§ **Provided records**:
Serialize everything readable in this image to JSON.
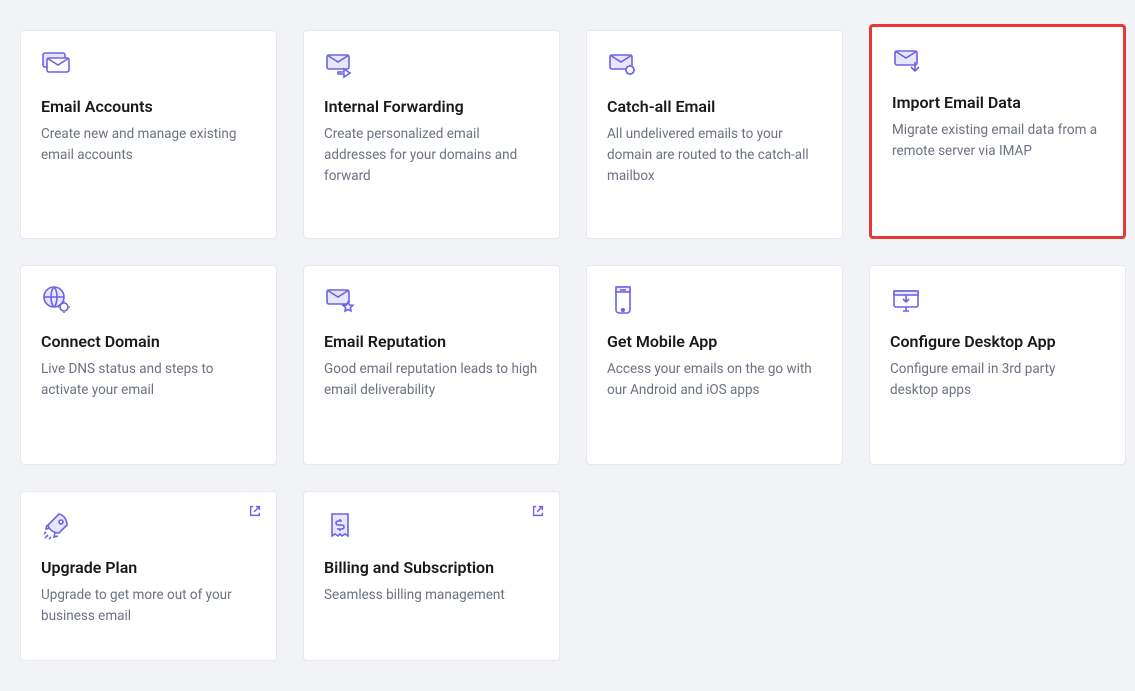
{
  "cards": [
    {
      "title": "Email Accounts",
      "desc": "Create new and manage existing email accounts"
    },
    {
      "title": "Internal Forwarding",
      "desc": "Create personalized email addresses for your domains and forward"
    },
    {
      "title": "Catch-all Email",
      "desc": "All undelivered emails to your domain are routed to the catch-all mailbox"
    },
    {
      "title": "Import Email Data",
      "desc": "Migrate existing email data from a remote server via IMAP"
    },
    {
      "title": "Connect Domain",
      "desc": "Live DNS status and steps to activate your email"
    },
    {
      "title": "Email Reputation",
      "desc": "Good email reputation leads to high email deliverability"
    },
    {
      "title": "Get Mobile App",
      "desc": "Access your emails on the go with our Android and iOS apps"
    },
    {
      "title": "Configure Desktop App",
      "desc": "Configure email in 3rd party desktop apps"
    },
    {
      "title": "Upgrade Plan",
      "desc": "Upgrade to get more out of your business email"
    },
    {
      "title": "Billing and Subscription",
      "desc": "Seamless billing management"
    }
  ]
}
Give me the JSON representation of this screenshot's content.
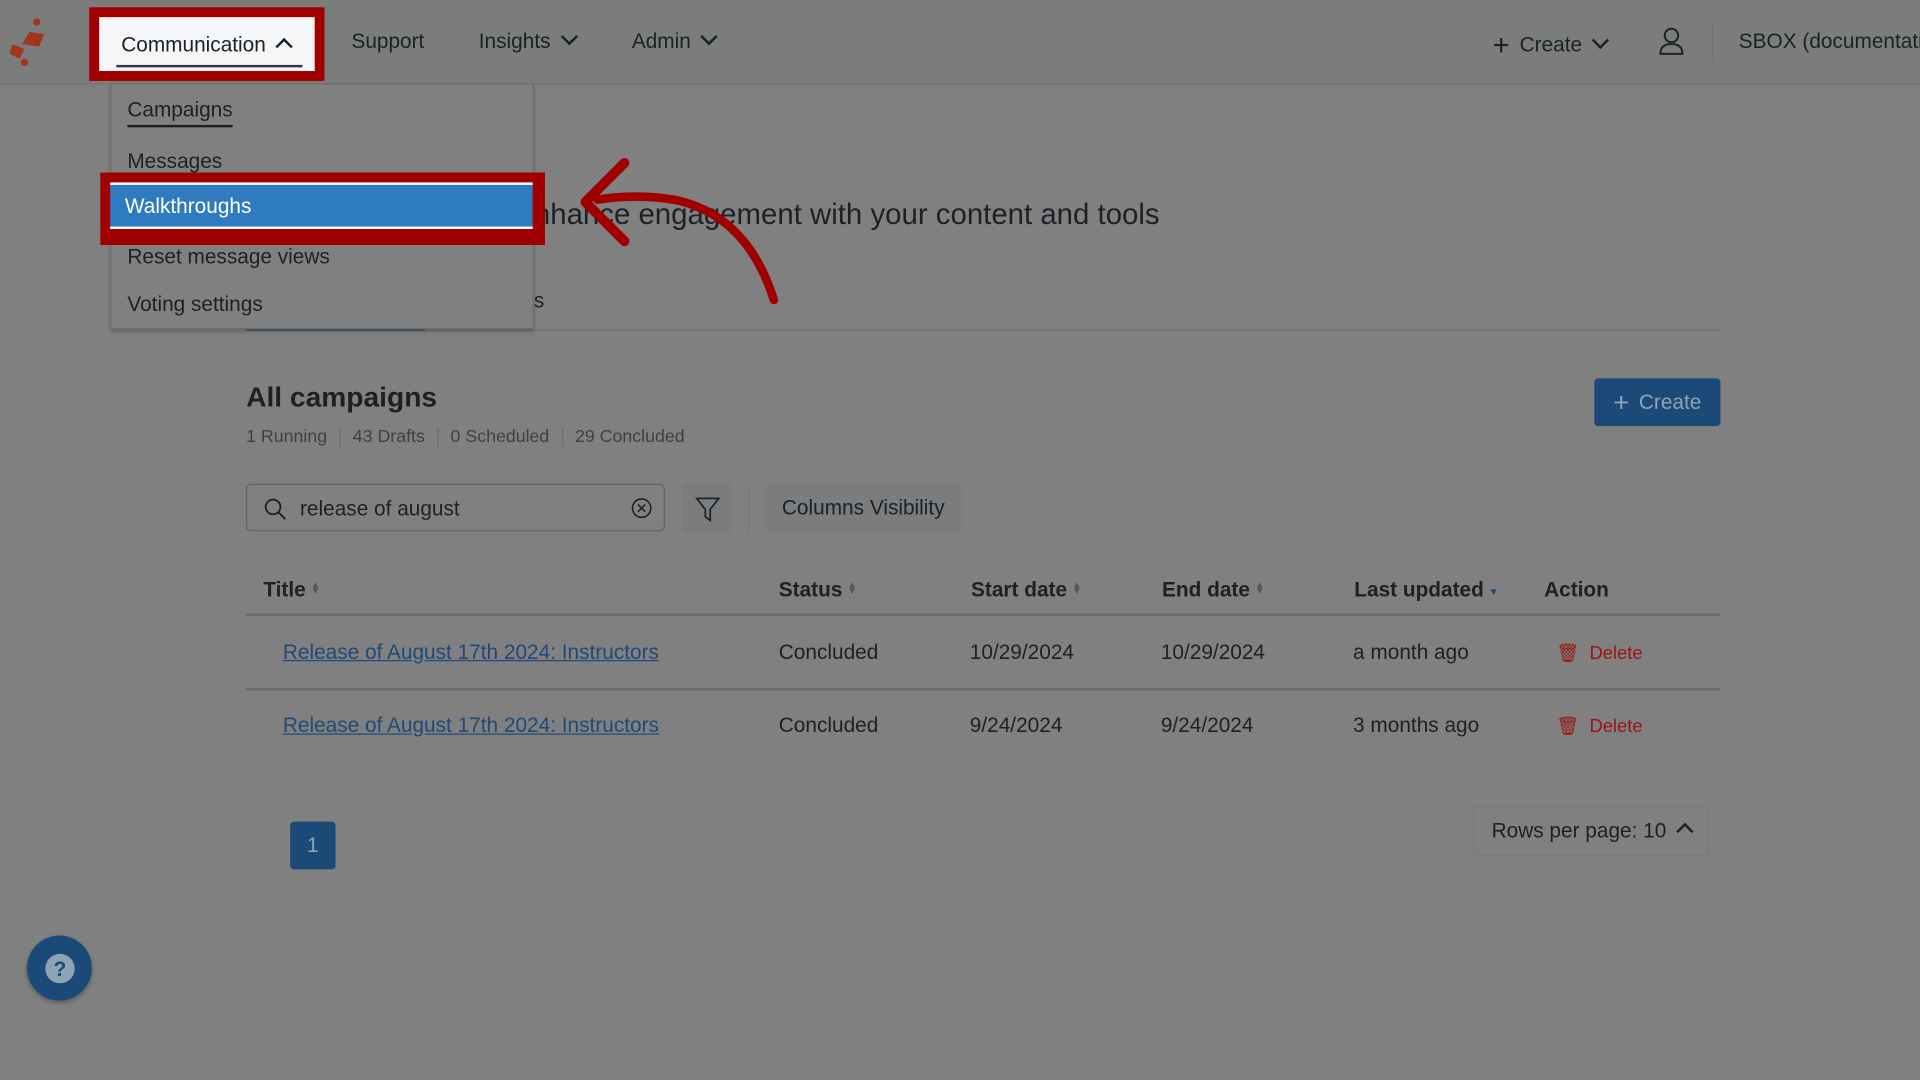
{
  "nav": {
    "items": [
      {
        "label": "Communication",
        "icon": "chevron-up-icon"
      },
      {
        "label": "Support"
      },
      {
        "label": "Insights",
        "icon": "chevron-down-icon"
      },
      {
        "label": "Admin",
        "icon": "chevron-down-icon"
      }
    ],
    "create_label": "Create",
    "account_label": "SBOX (documentati"
  },
  "menu": {
    "items": [
      "Campaigns",
      "Messages",
      "Walkthroughs",
      "Reset message views",
      "Voting settings"
    ],
    "highlighted": "Walkthroughs"
  },
  "page": {
    "subtitle_visible": "nhance engagement with your content and tools",
    "tab_fragment": "s",
    "section_title": "All campaigns",
    "stats": [
      "1 Running",
      "43 Drafts",
      "0 Scheduled",
      "29 Concluded"
    ],
    "create_button": "Create",
    "search_value": "release of august",
    "columns_visibility": "Columns Visibility"
  },
  "table": {
    "headers": [
      "Title",
      "Status",
      "Start date",
      "End date",
      "Last updated",
      "Action"
    ],
    "rows": [
      {
        "title": "Release of August 17th 2024: Instructors",
        "status": "Concluded",
        "start": "10/29/2024",
        "end": "10/29/2024",
        "updated": "a month ago",
        "action": "Delete"
      },
      {
        "title": "Release of August 17th 2024: Instructors",
        "status": "Concluded",
        "start": "9/24/2024",
        "end": "9/24/2024",
        "updated": "3 months ago",
        "action": "Delete"
      }
    ]
  },
  "pagination": {
    "current_page": "1",
    "rows_per_page": "Rows per page: 10"
  },
  "colors": {
    "highlight_outline": "#a00000",
    "menu_highlight": "#2f7bbf",
    "primary": "#1b4a78",
    "danger": "#9a1414"
  }
}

§ **Prompt**: Copy the material shown above in full and exactly. Skip the pictures.

§ **The reply**:
Serialize everything readable in this image to JSON.
{
  "cards": [
    {
      "title": "Email Accounts",
      "desc": "Create new and manage existing email accounts"
    },
    {
      "title": "Internal Forwarding",
      "desc": "Create personalized email addresses for your domains and forward"
    },
    {
      "title": "Catch-all Email",
      "desc": "All undelivered emails to your domain are routed to the catch-all mailbox"
    },
    {
      "title": "Import Email Data",
      "desc": "Migrate existing email data from a remote server via IMAP"
    },
    {
      "title": "Connect Domain",
      "desc": "Live DNS status and steps to activate your email"
    },
    {
      "title": "Email Reputation",
      "desc": "Good email reputation leads to high email deliverability"
    },
    {
      "title": "Get Mobile App",
      "desc": "Access your emails on the go with our Android and iOS apps"
    },
    {
      "title": "Configure Desktop App",
      "desc": "Configure email in 3rd party desktop apps"
    },
    {
      "title": "Upgrade Plan",
      "desc": "Upgrade to get more out of your business email"
    },
    {
      "title": "Billing and Subscription",
      "desc": "Seamless billing management"
    }
  ]
}
Give me the JSON representation of this screenshot's content.
{
  "nav": {
    "items": [
      {
        "label": "Communication",
        "icon": "chevron-up-icon"
      },
      {
        "label": "Support"
      },
      {
        "label": "Insights",
        "icon": "chevron-down-icon"
      },
      {
        "label": "Admin",
        "icon": "chevron-down-icon"
      }
    ],
    "create_label": "Create",
    "account_label": "SBOX (documentati"
  },
  "menu": {
    "items": [
      "Campaigns",
      "Messages",
      "Walkthroughs",
      "Reset message views",
      "Voting settings"
    ],
    "highlighted": "Walkthroughs"
  },
  "page": {
    "subtitle_visible": "nhance engagement with your content and tools",
    "tab_fragment": "s",
    "section_title": "All campaigns",
    "stats": [
      "1 Running",
      "43 Drafts",
      "0 Scheduled",
      "29 Concluded"
    ],
    "create_button": "Create",
    "search_value": "release of august",
    "columns_visibility": "Columns Visibility"
  },
  "table": {
    "headers": [
      "Title",
      "Status",
      "Start date",
      "End date",
      "Last updated",
      "Action"
    ],
    "rows": [
      {
        "title": "Release of August 17th 2024: Instructors",
        "status": "Concluded",
        "start": "10/29/2024",
        "end": "10/29/2024",
        "updated": "a month ago",
        "action": "Delete"
      },
      {
        "title": "Release of August 17th 2024: Instructors",
        "status": "Concluded",
        "start": "9/24/2024",
        "end": "9/24/2024",
        "updated": "3 months ago",
        "action": "Delete"
      }
    ]
  },
  "pagination": {
    "current_page": "1",
    "rows_per_page": "Rows per page: 10"
  },
  "colors": {
    "highlight_outline": "#a00000",
    "menu_highlight": "#2f7bbf",
    "primary": "#1b4a78",
    "danger": "#9a1414"
  }
}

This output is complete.